__Aim__: Return the whole listing, line for line, without the pictures in it.

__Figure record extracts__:
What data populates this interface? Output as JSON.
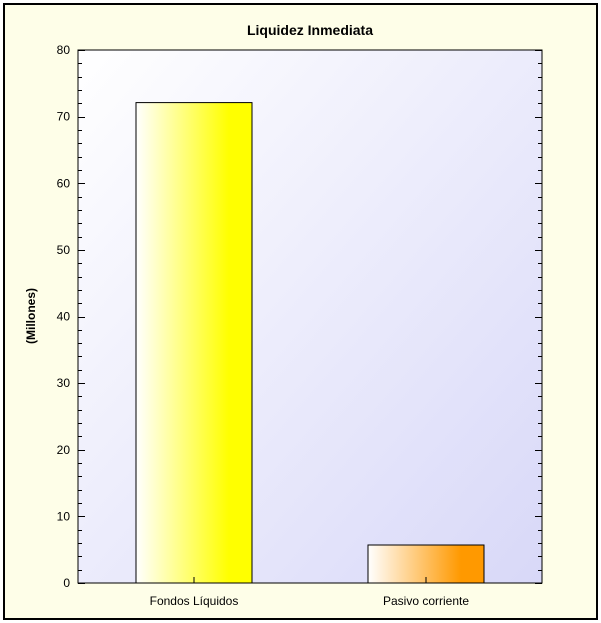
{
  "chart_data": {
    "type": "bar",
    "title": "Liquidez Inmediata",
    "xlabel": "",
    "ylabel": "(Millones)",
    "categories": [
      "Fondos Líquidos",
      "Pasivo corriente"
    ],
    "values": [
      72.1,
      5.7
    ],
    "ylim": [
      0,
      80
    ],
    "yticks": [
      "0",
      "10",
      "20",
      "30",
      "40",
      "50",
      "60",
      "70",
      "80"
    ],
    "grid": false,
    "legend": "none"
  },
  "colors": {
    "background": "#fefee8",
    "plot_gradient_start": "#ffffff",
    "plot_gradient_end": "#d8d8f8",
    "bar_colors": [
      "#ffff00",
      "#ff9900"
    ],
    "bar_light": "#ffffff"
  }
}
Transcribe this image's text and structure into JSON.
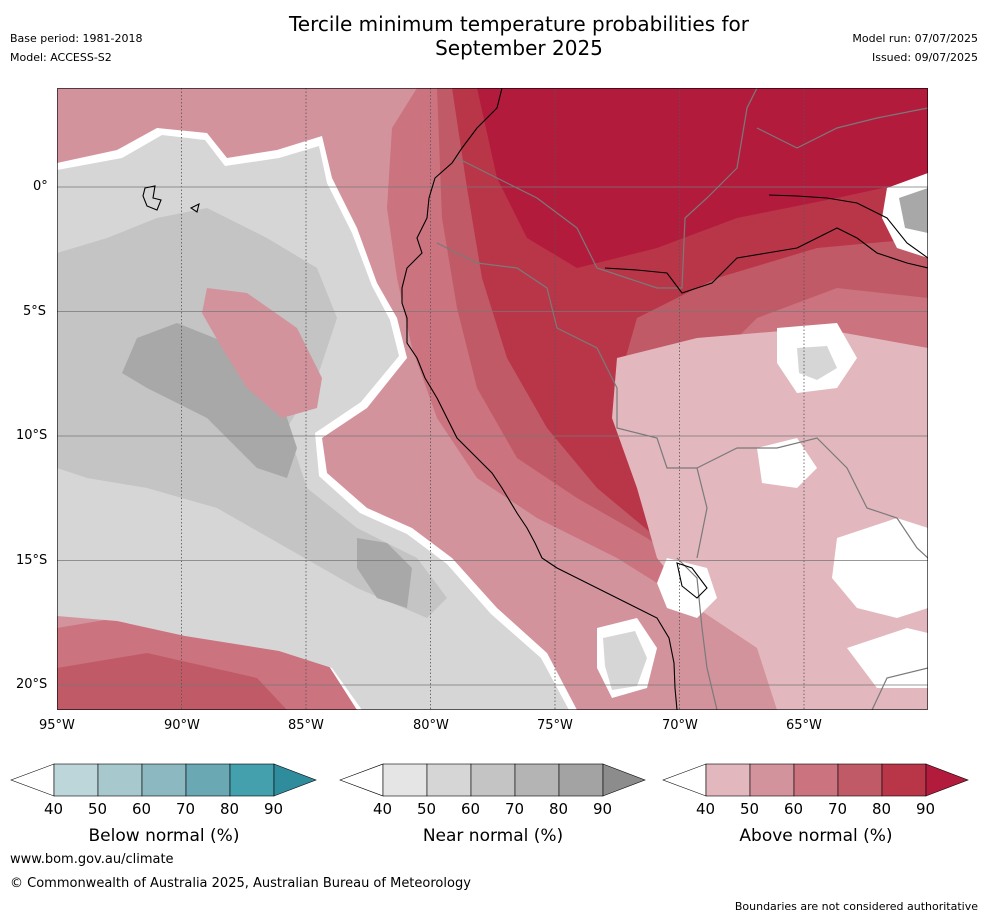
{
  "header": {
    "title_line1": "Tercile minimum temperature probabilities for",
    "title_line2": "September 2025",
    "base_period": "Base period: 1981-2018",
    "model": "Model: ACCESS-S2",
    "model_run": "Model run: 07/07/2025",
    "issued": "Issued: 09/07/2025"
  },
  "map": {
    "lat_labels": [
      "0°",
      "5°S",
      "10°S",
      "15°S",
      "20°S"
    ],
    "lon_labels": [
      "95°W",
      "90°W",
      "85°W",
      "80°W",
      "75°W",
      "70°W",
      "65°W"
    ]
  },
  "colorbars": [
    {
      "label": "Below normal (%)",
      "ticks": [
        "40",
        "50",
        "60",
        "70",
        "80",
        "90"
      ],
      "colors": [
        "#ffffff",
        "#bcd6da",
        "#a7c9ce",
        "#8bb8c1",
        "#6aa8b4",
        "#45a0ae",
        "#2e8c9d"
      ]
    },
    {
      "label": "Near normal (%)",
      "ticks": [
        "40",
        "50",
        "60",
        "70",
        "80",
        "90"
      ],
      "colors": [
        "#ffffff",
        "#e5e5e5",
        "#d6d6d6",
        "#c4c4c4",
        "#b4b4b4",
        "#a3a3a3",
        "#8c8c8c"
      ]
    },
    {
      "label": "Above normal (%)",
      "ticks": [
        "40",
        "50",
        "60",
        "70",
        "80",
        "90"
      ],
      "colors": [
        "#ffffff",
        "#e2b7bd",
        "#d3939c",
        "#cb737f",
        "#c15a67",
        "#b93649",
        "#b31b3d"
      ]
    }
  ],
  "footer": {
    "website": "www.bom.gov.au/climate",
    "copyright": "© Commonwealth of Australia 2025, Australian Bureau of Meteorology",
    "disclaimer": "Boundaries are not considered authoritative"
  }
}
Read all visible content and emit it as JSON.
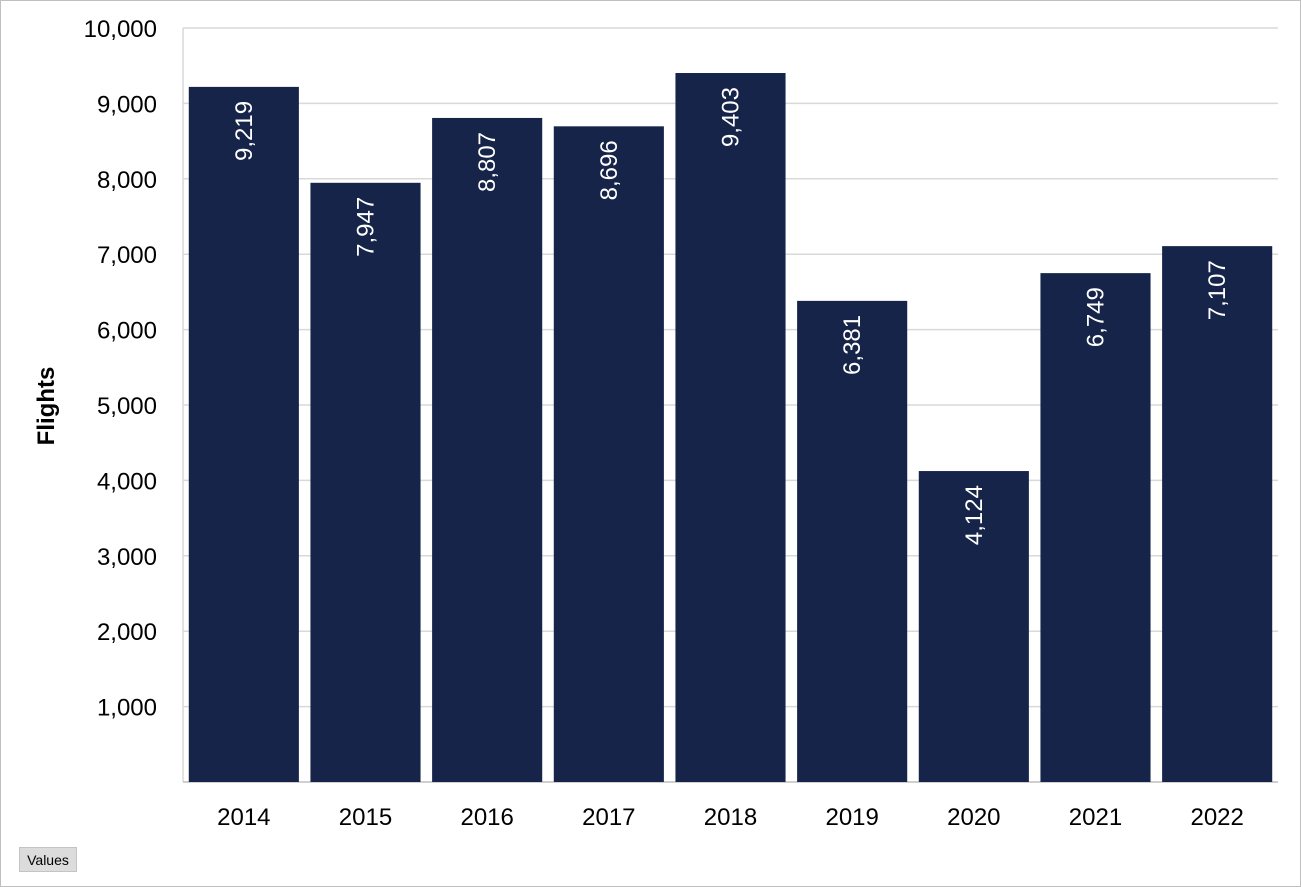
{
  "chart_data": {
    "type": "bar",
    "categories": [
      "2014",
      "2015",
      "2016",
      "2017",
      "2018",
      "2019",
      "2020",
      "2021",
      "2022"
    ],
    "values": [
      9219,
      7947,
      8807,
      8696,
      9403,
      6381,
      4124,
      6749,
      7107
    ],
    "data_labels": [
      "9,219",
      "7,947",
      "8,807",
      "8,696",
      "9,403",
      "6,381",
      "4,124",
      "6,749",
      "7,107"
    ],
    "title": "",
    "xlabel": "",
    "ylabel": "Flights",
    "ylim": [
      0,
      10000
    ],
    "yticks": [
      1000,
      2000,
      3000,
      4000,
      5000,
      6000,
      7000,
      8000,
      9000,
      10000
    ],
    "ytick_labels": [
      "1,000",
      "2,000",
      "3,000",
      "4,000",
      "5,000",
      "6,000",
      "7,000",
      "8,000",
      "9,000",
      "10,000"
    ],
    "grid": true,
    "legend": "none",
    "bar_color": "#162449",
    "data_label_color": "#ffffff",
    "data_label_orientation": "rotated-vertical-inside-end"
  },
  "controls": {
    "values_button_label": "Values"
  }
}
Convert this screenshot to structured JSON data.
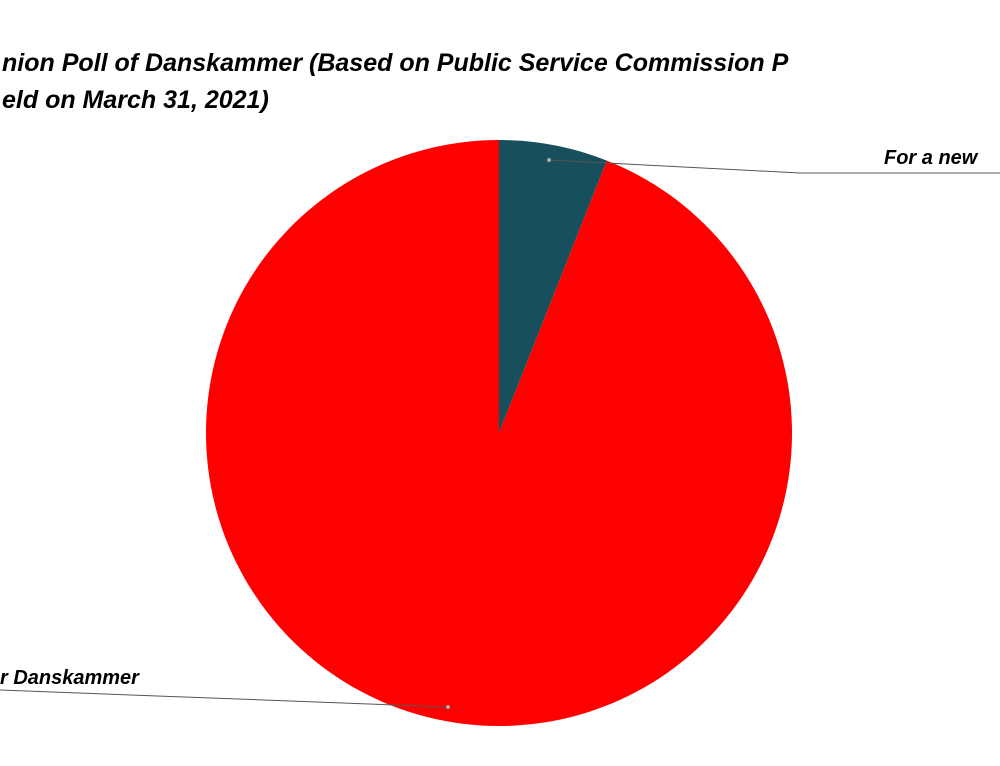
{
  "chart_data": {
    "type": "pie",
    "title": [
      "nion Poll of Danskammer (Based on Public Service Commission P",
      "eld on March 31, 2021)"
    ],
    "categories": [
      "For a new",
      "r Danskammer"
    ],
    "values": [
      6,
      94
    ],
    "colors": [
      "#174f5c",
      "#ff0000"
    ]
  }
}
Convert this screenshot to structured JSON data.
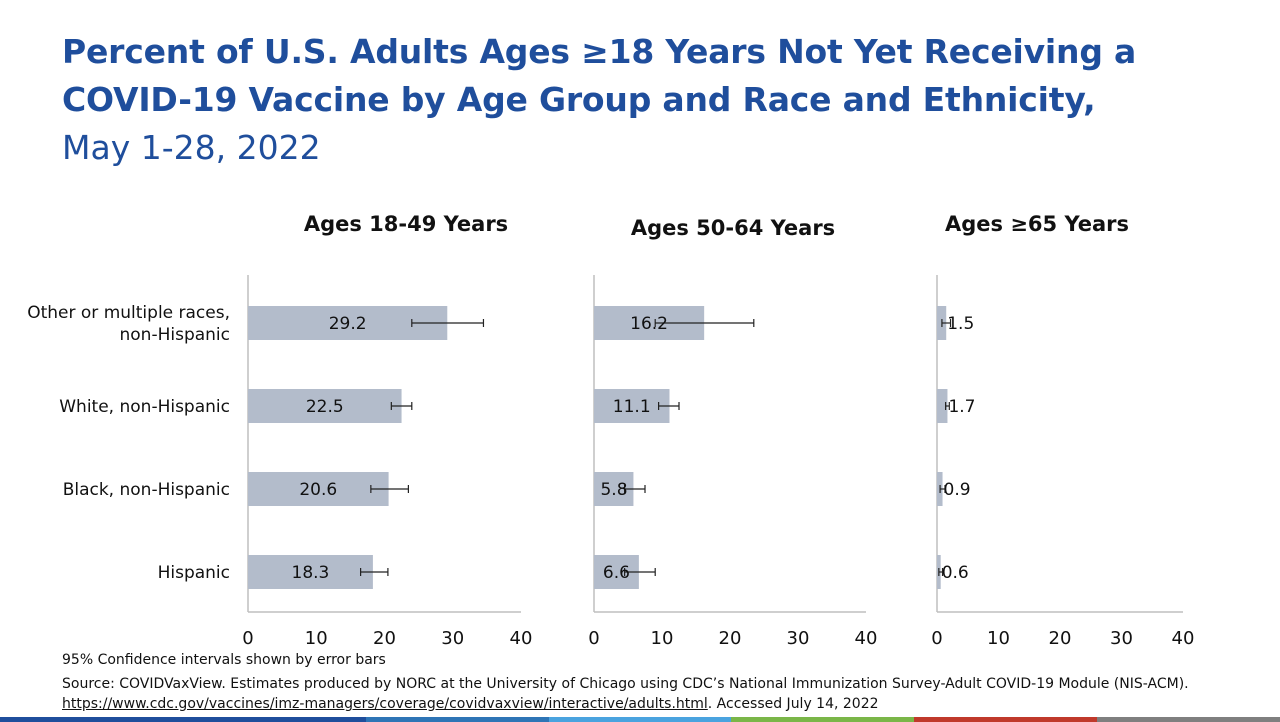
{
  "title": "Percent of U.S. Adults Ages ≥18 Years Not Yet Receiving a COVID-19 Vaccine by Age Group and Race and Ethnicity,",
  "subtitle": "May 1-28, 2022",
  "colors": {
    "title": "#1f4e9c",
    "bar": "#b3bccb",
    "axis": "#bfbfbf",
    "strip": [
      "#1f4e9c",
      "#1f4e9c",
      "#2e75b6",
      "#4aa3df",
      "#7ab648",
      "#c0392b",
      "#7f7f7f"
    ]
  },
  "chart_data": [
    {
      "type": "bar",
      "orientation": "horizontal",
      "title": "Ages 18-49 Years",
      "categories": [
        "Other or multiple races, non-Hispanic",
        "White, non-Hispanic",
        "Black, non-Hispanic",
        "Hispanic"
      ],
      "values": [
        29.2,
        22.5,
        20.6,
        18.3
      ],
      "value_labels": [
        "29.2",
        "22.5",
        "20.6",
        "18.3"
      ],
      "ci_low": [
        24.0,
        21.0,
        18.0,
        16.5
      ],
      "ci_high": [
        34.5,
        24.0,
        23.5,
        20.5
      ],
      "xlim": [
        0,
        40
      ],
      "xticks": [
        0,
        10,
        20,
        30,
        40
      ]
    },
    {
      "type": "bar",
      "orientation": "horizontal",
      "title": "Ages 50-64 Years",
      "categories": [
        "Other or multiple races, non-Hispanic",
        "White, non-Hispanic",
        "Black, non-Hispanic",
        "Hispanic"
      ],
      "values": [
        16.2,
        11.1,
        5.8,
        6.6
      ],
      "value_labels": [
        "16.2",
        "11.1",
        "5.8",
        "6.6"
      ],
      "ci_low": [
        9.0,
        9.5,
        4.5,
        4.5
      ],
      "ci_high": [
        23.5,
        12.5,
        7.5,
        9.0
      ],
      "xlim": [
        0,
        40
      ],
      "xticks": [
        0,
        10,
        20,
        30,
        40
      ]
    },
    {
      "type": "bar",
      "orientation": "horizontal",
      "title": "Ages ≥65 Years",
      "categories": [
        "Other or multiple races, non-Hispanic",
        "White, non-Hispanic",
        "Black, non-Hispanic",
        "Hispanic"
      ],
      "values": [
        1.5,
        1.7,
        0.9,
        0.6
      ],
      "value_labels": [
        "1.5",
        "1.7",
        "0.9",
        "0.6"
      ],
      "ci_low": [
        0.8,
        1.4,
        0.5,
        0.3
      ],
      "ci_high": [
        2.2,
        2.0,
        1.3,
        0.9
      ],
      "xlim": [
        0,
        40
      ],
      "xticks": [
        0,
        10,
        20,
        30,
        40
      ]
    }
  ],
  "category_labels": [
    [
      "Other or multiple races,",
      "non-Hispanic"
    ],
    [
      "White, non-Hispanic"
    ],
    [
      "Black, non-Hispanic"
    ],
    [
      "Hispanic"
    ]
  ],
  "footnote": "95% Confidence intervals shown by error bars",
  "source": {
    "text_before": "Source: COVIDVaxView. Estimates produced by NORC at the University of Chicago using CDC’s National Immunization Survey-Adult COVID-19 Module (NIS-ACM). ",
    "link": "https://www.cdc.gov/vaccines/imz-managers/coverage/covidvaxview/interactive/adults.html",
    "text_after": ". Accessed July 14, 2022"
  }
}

__Finished answer__:
What data populates this interface? Output as JSON.
{
  "chart_data": {
    "type": "bar",
    "title": "Liquidez Inmediata",
    "xlabel": "",
    "ylabel": "(Millones)",
    "categories": [
      "Fondos Líquidos",
      "Pasivo corriente"
    ],
    "values": [
      72.1,
      5.7
    ],
    "ylim": [
      0,
      80
    ],
    "yticks": [
      "0",
      "10",
      "20",
      "30",
      "40",
      "50",
      "60",
      "70",
      "80"
    ],
    "grid": false,
    "legend": "none"
  },
  "colors": {
    "background": "#fefee8",
    "plot_gradient_start": "#ffffff",
    "plot_gradient_end": "#d8d8f8",
    "bar_colors": [
      "#ffff00",
      "#ff9900"
    ],
    "bar_light": "#ffffff"
  }
}
Transcribe this image's text and structure into JSON.
{
  "header": {
    "title_line1": "Tercile minimum temperature probabilities for",
    "title_line2": "September 2025",
    "base_period": "Base period: 1981-2018",
    "model": "Model: ACCESS-S2",
    "model_run": "Model run: 07/07/2025",
    "issued": "Issued: 09/07/2025"
  },
  "map": {
    "lat_labels": [
      "0°",
      "5°S",
      "10°S",
      "15°S",
      "20°S"
    ],
    "lon_labels": [
      "95°W",
      "90°W",
      "85°W",
      "80°W",
      "75°W",
      "70°W",
      "65°W"
    ]
  },
  "colorbars": [
    {
      "label": "Below normal (%)",
      "ticks": [
        "40",
        "50",
        "60",
        "70",
        "80",
        "90"
      ],
      "colors": [
        "#ffffff",
        "#bcd6da",
        "#a7c9ce",
        "#8bb8c1",
        "#6aa8b4",
        "#45a0ae",
        "#2e8c9d"
      ]
    },
    {
      "label": "Near normal (%)",
      "ticks": [
        "40",
        "50",
        "60",
        "70",
        "80",
        "90"
      ],
      "colors": [
        "#ffffff",
        "#e5e5e5",
        "#d6d6d6",
        "#c4c4c4",
        "#b4b4b4",
        "#a3a3a3",
        "#8c8c8c"
      ]
    },
    {
      "label": "Above normal (%)",
      "ticks": [
        "40",
        "50",
        "60",
        "70",
        "80",
        "90"
      ],
      "colors": [
        "#ffffff",
        "#e2b7bd",
        "#d3939c",
        "#cb737f",
        "#c15a67",
        "#b93649",
        "#b31b3d"
      ]
    }
  ],
  "footer": {
    "website": "www.bom.gov.au/climate",
    "copyright": "© Commonwealth of Australia 2025, Australian Bureau of Meteorology",
    "disclaimer": "Boundaries are not considered authoritative"
  }
}
Read all visible content and emit it as JSON.
{
  "chart_data": {
    "type": "bar",
    "categories": [
      "2014",
      "2015",
      "2016",
      "2017",
      "2018",
      "2019",
      "2020",
      "2021",
      "2022"
    ],
    "values": [
      9219,
      7947,
      8807,
      8696,
      9403,
      6381,
      4124,
      6749,
      7107
    ],
    "data_labels": [
      "9,219",
      "7,947",
      "8,807",
      "8,696",
      "9,403",
      "6,381",
      "4,124",
      "6,749",
      "7,107"
    ],
    "title": "",
    "xlabel": "",
    "ylabel": "Flights",
    "ylim": [
      0,
      10000
    ],
    "yticks": [
      1000,
      2000,
      3000,
      4000,
      5000,
      6000,
      7000,
      8000,
      9000,
      10000
    ],
    "ytick_labels": [
      "1,000",
      "2,000",
      "3,000",
      "4,000",
      "5,000",
      "6,000",
      "7,000",
      "8,000",
      "9,000",
      "10,000"
    ],
    "grid": true,
    "legend": "none",
    "bar_color": "#162449",
    "data_label_color": "#ffffff",
    "data_label_orientation": "rotated-vertical-inside-end"
  },
  "controls": {
    "values_button_label": "Values"
  }
}
Convert this screenshot to structured JSON data.
{
  "chart_data": {
    "type": "pie",
    "title": [
      "nion Poll of Danskammer (Based on Public Service Commission P",
      "eld on March 31, 2021)"
    ],
    "categories": [
      "For a new",
      "r Danskammer"
    ],
    "values": [
      6,
      94
    ],
    "colors": [
      "#174f5c",
      "#ff0000"
    ]
  }
}
Convert this screenshot to structured JSON data.
{
  "title": "Percent of U.S. Adults Ages ≥18 Years Not Yet Receiving a COVID-19 Vaccine by Age Group and Race and Ethnicity,",
  "subtitle": "May 1-28, 2022",
  "colors": {
    "title": "#1f4e9c",
    "bar": "#b3bccb",
    "axis": "#bfbfbf",
    "strip": [
      "#1f4e9c",
      "#1f4e9c",
      "#2e75b6",
      "#4aa3df",
      "#7ab648",
      "#c0392b",
      "#7f7f7f"
    ]
  },
  "chart_data": [
    {
      "type": "bar",
      "orientation": "horizontal",
      "title": "Ages 18-49 Years",
      "categories": [
        "Other or multiple races, non-Hispanic",
        "White, non-Hispanic",
        "Black, non-Hispanic",
        "Hispanic"
      ],
      "values": [
        29.2,
        22.5,
        20.6,
        18.3
      ],
      "value_labels": [
        "29.2",
        "22.5",
        "20.6",
        "18.3"
      ],
      "ci_low": [
        24.0,
        21.0,
        18.0,
        16.5
      ],
      "ci_high": [
        34.5,
        24.0,
        23.5,
        20.5
      ],
      "xlim": [
        0,
        40
      ],
      "xticks": [
        0,
        10,
        20,
        30,
        40
      ]
    },
    {
      "type": "bar",
      "orientation": "horizontal",
      "title": "Ages 50-64 Years",
      "categories": [
        "Other or multiple races, non-Hispanic",
        "White, non-Hispanic",
        "Black, non-Hispanic",
        "Hispanic"
      ],
      "values": [
        16.2,
        11.1,
        5.8,
        6.6
      ],
      "value_labels": [
        "16.2",
        "11.1",
        "5.8",
        "6.6"
      ],
      "ci_low": [
        9.0,
        9.5,
        4.5,
        4.5
      ],
      "ci_high": [
        23.5,
        12.5,
        7.5,
        9.0
      ],
      "xlim": [
        0,
        40
      ],
      "xticks": [
        0,
        10,
        20,
        30,
        40
      ]
    },
    {
      "type": "bar",
      "orientation": "horizontal",
      "title": "Ages ≥65 Years",
      "categories": [
        "Other or multiple races, non-Hispanic",
        "White, non-Hispanic",
        "Black, non-Hispanic",
        "Hispanic"
      ],
      "values": [
        1.5,
        1.7,
        0.9,
        0.6
      ],
      "value_labels": [
        "1.5",
        "1.7",
        "0.9",
        "0.6"
      ],
      "ci_low": [
        0.8,
        1.4,
        0.5,
        0.3
      ],
      "ci_high": [
        2.2,
        2.0,
        1.3,
        0.9
      ],
      "xlim": [
        0,
        40
      ],
      "xticks": [
        0,
        10,
        20,
        30,
        40
      ]
    }
  ],
  "category_labels": [
    [
      "Other or multiple races,",
      "non-Hispanic"
    ],
    [
      "White, non-Hispanic"
    ],
    [
      "Black, non-Hispanic"
    ],
    [
      "Hispanic"
    ]
  ],
  "footnote": "95% Confidence intervals shown by error bars",
  "source": {
    "text_before": "Source: COVIDVaxView. Estimates produced by NORC at the University of Chicago using CDC’s National Immunization Survey-Adult COVID-19 Module (NIS-ACM). ",
    "link": "https://www.cdc.gov/vaccines/imz-managers/coverage/covidvaxview/interactive/adults.html",
    "text_after": ". Accessed July 14, 2022"
  }
}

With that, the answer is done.